Dataset items:
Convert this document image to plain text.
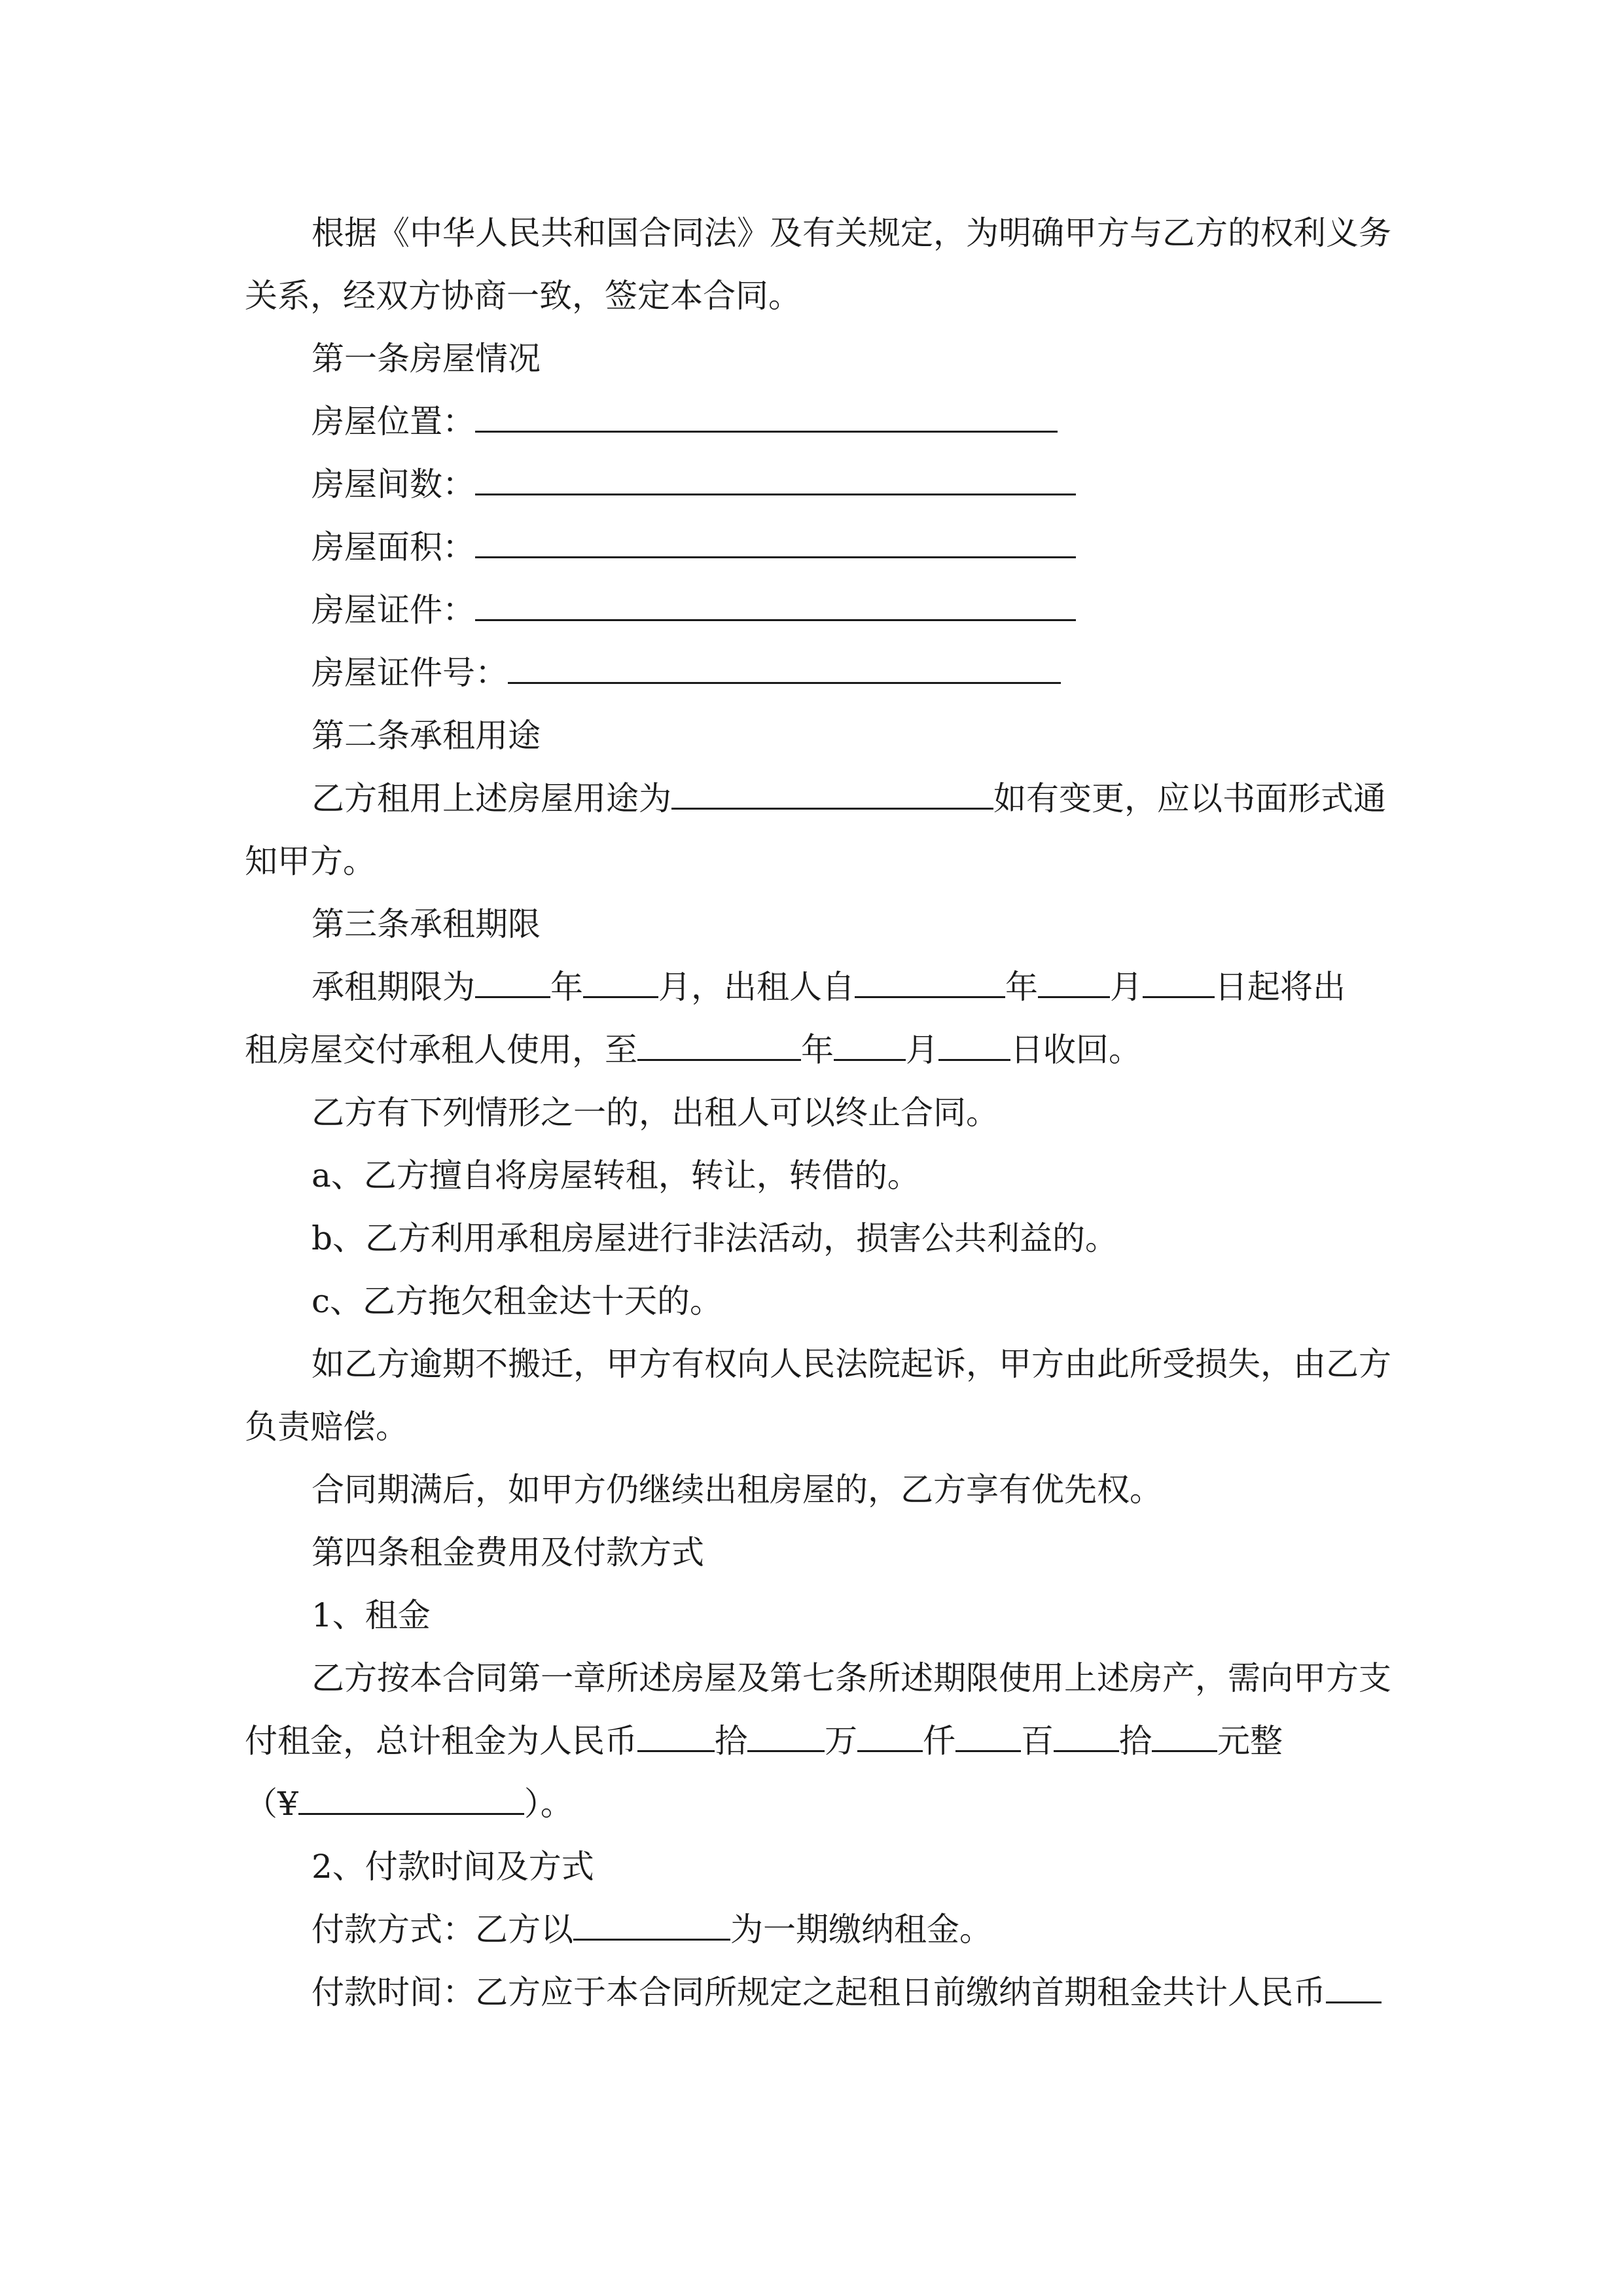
根据《中华人民共和国合同法》及有关规定，为明确甲方与乙方的权利义务
关系，经双方协商一致，签定本合同。
第一条房屋情况
房屋位置：
房屋间数：
房屋面积：
房屋证件：
房屋证件号：
第二条承租用途
乙方租用上述房屋用途为	如有变更，应以书面形式通
知甲方。
第三条承租期限
承租期限为 年 月，出租人自	年 月 日起将出
租房屋交付承租人使用，至	年 月 日收回。
乙方有下列情形之一的，出租人可以终止合同。
a、乙方擅自将房屋转租，转让，转借的。
b、乙方利用承租房屋进行非法活动，损害公共利益的。
c、乙方拖欠租金达十天的。
如乙方逾期不搬迁，甲方有权向人民法院起诉，甲方由此所受损失，由乙方
负责赔偿。
合同期满后，如甲方仍继续出租房屋的，乙方享有优先权。
第四条租金费用及付款方式
1、租金
乙方按本合同第一章所述房屋及第七条所述期限使用上述房产，需向甲方支
付租金，总计租金为人民币 拾 万 仟 百 拾 元整
（¥	）。
2、付款时间及方式
付款方式：乙方以	为一期缴纳租金。
付款时间：乙方应于本合同所规定之起租日前缴纳首期租金共计人民币
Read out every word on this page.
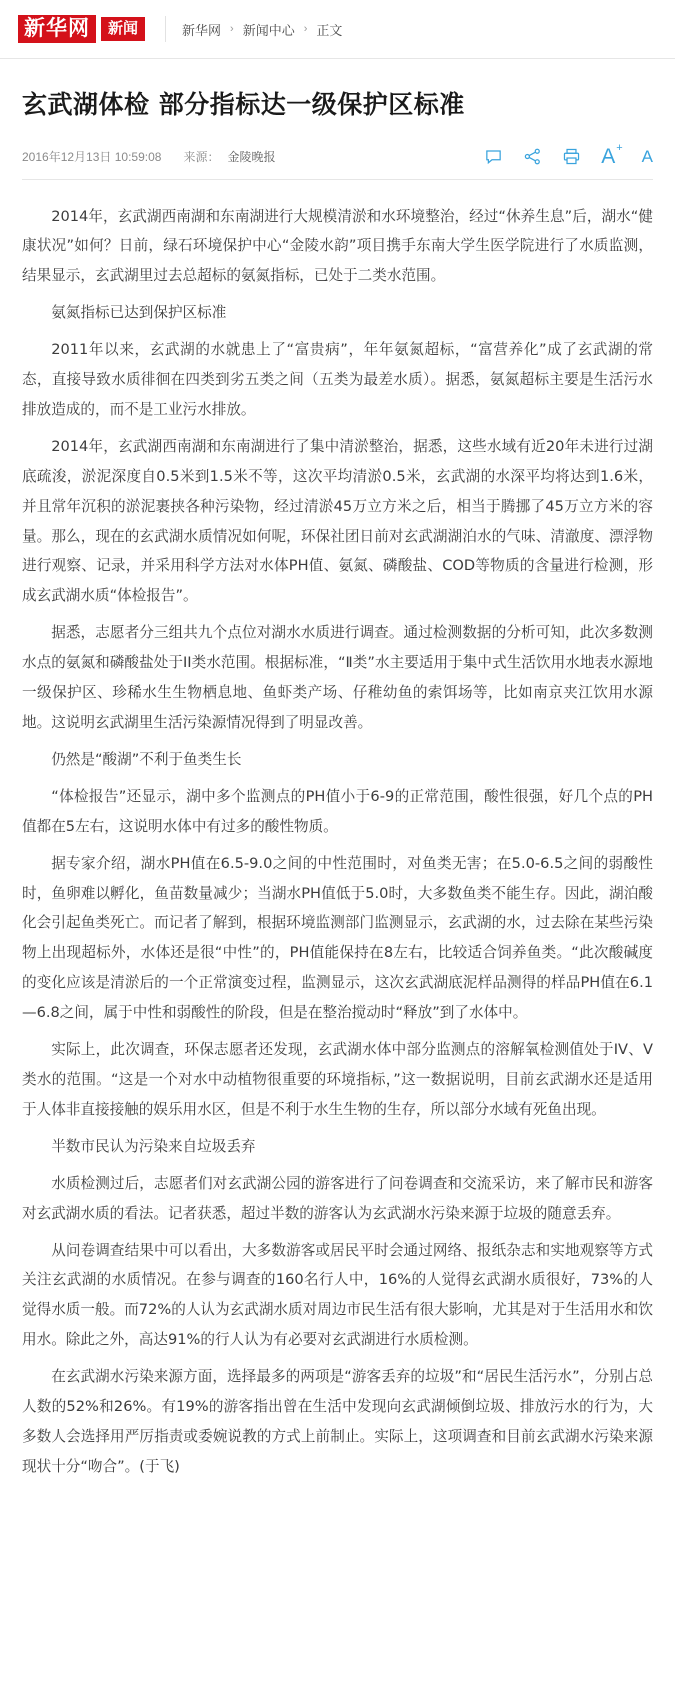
新华网	新闻	新华网 › 新闻中心 › 正文
玄武湖体检 部分指标达一级保护区标准
2016年12月13日 10:59:08 来源： 金陵晚报	A+ A

2014年，玄武湖西南湖和东南湖进行大规模清淤和水环境整治，经过“休养生息”后，湖水“健康状况”如何？日前，绿石环境保护中心“金陵水韵”项目携手东南大学生医学院进行了水质监测，结果显示，玄武湖里过去总超标的氨氮指标，已处于二类水范围。

氨氮指标已达到保护区标准

2011年以来，玄武湖的水就患上了“富贵病”，年年氨氮超标，“富营养化”成了玄武湖的常态，直接导致水质徘徊在四类到劣五类之间（五类为最差水质）。据悉，氨氮超标主要是生活污水排放造成的，而不是工业污水排放。

2014年，玄武湖西南湖和东南湖进行了集中清淤整治，据悉，这些水域有近20年未进行过湖底疏浚，淤泥深度自0.5米到1.5米不等，这次平均清淤0.5米，玄武湖的水深平均将达到1.6米，并且常年沉积的淤泥裹挟各种污染物，经过清淤45万立方米之后，相当于腾挪了45万立方米的容量。那么，现在的玄武湖水质情况如何呢，环保社团日前对玄武湖湖泊水的气味、清澈度、漂浮物进行观察、记录，并采用科学方法对水体PH值、氨氮、磷酸盐、COD等物质的含量进行检测，形成玄武湖水质“体检报告”。

据悉，志愿者分三组共九个点位对湖水水质进行调查。通过检测数据的分析可知，此次多数测水点的氨氮和磷酸盐处于II类水范围。根据标准，“Ⅱ类”水主要适用于集中式生活饮用水地表水源地一级保护区、珍稀水生生物栖息地、鱼虾类产场、仔稚幼鱼的索饵场等，比如南京夹江饮用水源地。这说明玄武湖里生活污染源情况得到了明显改善。

仍然是“酸湖”不利于鱼类生长

“体检报告”还显示，湖中多个监测点的PH值小于6-9的正常范围，酸性很强，好几个点的PH值都在5左右，这说明水体中有过多的酸性物质。

据专家介绍，湖水PH值在6.5-9.0之间的中性范围时，对鱼类无害；在5.0-6.5之间的弱酸性时，鱼卵难以孵化，鱼苗数量减少；当湖水PH值低于5.0时，大多数鱼类不能生存。因此，湖泊酸化会引起鱼类死亡。而记者了解到，根据环境监测部门监测显示，玄武湖的水，过去除在某些污染物上出现超标外，水体还是很“中性”的，PH值能保持在8左右，比较适合饲养鱼类。“此次酸碱度的变化应该是清淤后的一个正常演变过程，监测显示，这次玄武湖底泥样品测得的样品PH值在6.1—6.8之间，属于中性和弱酸性的阶段，但是在整治搅动时“释放”到了水体中。

实际上，此次调查，环保志愿者还发现，玄武湖水体中部分监测点的溶解氧检测值处于IV、V类水的范围。“这是一个对水中动植物很重要的环境指标，”这一数据说明，目前玄武湖水还是适用于人体非直接接触的娱乐用水区，但是不利于水生生物的生存，所以部分水域有死鱼出现。

半数市民认为污染来自垃圾丢弃

水质检测过后，志愿者们对玄武湖公园的游客进行了问卷调查和交流采访，来了解市民和游客对玄武湖水质的看法。记者获悉，超过半数的游客认为玄武湖水污染来源于垃圾的随意丢弃。

从问卷调查结果中可以看出，大多数游客或居民平时会通过网络、报纸杂志和实地观察等方式关注玄武湖的水质情况。在参与调查的160名行人中，16%的人觉得玄武湖水质很好，73%的人觉得水质一般。而72%的人认为玄武湖水质对周边市民生活有很大影响，尤其是对于生活用水和饮用水。除此之外，高达91%的行人认为有必要对玄武湖进行水质检测。

在玄武湖水污染来源方面，选择最多的两项是“游客丢弃的垃圾”和“居民生活污水”，分别占总人数的52%和26%。有19%的游客指出曾在生活中发现向玄武湖倾倒垃圾、排放污水的行为，大多数人会选择用严厉指责或委婉说教的方式上前制止。实际上，这项调查和目前玄武湖水污染来源现状十分“吻合”。(于飞)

*Exercise description*:
Using the records given above, list every line that includes the word "体检报告".

*Correct output*:
2014年，玄武湖西南湖和东南湖进行了集中清淤整治，据悉，这些水域有近20年未进行过湖底疏浚，淤泥深度自0.5米到1.5米不等，这次平均清淤0.5米，玄武湖的水深平均将达到1.6米，并且常年沉积的淤泥裹挟各种污染物，经过清淤45万立方米之后，相当于腾挪了45万立方米的容量。那么，现在的玄武湖水质情况如何呢，环保社团日前对玄武湖湖泊水的气味、清澈度、漂浮物进行观察、记录，并采用科学方法对水体PH值、氨氮、磷酸盐、COD等物质的含量进行检测，形成玄武湖水质“体检报告”。
“体检报告”还显示，湖中多个监测点的PH值小于6-9的正常范围，酸性很强，好几个点的PH值都在5左右，这说明水体中有过多的酸性物质。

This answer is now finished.